## Exercise requirements
Copy out all the lines where "ECMWF" shows up.

Figure collection entries:
----------

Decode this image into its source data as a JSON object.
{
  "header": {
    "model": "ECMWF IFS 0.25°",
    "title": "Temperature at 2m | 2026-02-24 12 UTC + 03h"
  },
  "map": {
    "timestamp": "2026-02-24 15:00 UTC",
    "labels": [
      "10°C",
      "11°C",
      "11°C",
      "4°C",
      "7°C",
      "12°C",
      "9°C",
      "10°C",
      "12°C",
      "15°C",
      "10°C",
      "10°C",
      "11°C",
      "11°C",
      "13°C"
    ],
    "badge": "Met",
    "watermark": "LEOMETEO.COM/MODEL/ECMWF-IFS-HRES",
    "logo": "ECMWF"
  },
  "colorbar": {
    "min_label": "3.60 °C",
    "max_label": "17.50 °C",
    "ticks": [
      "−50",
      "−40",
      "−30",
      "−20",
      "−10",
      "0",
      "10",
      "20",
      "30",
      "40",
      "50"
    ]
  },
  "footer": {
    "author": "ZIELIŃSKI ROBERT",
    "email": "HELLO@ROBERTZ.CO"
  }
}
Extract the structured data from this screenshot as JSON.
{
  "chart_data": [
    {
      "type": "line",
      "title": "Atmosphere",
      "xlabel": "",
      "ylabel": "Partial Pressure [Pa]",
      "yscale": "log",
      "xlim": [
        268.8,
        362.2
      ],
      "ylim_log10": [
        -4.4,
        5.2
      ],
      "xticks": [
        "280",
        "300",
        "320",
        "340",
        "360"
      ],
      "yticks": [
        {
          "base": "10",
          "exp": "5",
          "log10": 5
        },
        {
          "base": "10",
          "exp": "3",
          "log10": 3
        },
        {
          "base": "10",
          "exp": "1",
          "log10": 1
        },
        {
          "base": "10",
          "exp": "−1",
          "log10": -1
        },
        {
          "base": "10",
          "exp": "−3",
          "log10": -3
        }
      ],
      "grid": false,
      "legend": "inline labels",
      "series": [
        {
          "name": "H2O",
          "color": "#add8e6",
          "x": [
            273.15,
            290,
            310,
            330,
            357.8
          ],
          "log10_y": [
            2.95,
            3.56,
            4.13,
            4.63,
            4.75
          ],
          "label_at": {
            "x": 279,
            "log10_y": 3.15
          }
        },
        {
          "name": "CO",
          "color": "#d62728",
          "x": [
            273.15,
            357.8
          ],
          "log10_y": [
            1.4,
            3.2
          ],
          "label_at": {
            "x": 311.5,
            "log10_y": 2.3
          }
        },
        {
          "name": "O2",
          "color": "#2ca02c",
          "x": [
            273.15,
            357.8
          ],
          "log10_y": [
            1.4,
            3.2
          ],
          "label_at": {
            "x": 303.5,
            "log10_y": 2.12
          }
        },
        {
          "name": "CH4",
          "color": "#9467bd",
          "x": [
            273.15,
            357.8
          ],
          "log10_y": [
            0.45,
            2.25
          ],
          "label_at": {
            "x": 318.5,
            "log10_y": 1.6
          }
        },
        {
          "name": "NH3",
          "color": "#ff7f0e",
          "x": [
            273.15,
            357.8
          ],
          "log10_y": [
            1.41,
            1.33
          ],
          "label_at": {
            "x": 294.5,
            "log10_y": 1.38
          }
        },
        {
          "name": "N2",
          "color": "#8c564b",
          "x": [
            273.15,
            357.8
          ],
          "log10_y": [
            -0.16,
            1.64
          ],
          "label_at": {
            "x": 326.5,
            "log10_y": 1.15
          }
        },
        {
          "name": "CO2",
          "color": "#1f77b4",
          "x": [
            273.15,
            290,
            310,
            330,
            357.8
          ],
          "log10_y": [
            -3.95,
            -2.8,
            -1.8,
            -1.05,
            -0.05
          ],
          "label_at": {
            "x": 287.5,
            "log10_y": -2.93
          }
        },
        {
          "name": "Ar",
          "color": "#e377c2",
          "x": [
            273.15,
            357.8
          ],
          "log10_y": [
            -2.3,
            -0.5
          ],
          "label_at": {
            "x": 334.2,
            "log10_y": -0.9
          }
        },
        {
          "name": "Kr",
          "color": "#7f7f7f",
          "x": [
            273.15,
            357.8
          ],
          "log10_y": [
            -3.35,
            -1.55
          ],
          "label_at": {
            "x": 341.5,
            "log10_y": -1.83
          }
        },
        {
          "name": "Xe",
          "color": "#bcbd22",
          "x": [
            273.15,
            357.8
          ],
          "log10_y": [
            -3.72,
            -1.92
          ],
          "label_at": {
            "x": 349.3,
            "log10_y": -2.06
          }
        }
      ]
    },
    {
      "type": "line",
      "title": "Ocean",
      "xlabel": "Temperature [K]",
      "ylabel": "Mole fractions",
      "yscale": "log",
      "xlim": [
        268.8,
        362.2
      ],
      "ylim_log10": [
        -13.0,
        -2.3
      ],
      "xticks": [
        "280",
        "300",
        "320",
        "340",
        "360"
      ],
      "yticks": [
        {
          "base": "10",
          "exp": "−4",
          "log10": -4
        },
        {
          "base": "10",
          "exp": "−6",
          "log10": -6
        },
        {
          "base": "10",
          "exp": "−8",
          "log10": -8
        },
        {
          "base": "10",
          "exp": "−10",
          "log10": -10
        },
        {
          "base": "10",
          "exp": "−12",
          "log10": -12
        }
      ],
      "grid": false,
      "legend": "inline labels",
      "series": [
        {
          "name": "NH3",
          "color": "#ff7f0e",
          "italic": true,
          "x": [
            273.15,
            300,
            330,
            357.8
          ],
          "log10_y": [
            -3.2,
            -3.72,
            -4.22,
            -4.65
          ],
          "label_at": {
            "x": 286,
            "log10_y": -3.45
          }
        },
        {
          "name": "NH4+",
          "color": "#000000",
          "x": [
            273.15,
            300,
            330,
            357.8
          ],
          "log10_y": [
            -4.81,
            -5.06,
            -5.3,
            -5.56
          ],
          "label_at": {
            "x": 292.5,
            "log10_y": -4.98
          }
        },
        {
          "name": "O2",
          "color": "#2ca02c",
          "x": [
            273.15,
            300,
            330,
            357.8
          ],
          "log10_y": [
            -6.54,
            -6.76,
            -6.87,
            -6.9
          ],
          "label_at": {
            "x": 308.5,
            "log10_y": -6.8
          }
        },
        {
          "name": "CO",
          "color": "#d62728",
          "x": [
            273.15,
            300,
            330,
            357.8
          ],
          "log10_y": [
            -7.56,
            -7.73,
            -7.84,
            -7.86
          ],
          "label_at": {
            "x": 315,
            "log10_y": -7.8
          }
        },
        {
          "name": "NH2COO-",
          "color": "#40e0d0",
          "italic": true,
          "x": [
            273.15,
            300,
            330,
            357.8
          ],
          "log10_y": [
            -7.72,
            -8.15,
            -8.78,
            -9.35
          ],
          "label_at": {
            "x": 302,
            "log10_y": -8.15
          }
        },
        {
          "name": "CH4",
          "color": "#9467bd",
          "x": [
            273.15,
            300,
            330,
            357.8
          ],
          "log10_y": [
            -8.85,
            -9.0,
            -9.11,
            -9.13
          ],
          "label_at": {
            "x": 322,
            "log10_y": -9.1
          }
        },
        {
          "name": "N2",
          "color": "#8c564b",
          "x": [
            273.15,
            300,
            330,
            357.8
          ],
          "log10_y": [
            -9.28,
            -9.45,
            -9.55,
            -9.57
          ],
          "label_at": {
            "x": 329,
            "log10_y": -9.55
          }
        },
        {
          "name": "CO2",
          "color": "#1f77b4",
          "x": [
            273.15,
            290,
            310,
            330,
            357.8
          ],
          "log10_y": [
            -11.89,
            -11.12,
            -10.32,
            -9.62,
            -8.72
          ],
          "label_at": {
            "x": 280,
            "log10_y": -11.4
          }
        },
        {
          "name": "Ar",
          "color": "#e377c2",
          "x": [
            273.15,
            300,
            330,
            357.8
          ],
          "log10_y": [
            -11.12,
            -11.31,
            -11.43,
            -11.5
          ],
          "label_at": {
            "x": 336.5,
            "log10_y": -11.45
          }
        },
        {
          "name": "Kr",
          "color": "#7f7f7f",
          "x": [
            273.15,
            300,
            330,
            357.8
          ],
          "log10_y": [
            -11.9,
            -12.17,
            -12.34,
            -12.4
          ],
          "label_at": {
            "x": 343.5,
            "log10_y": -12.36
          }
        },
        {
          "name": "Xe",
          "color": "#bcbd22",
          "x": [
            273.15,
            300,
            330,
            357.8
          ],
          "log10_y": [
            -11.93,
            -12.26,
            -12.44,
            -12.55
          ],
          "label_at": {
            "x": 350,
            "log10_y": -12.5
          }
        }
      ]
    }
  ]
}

----------

## Task result
    "model": "ECMWF IFS 0.25°",
    "watermark": "LEOMETEO.COM/MODEL/ECMWF-IFS-HRES",
    "logo": "ECMWF"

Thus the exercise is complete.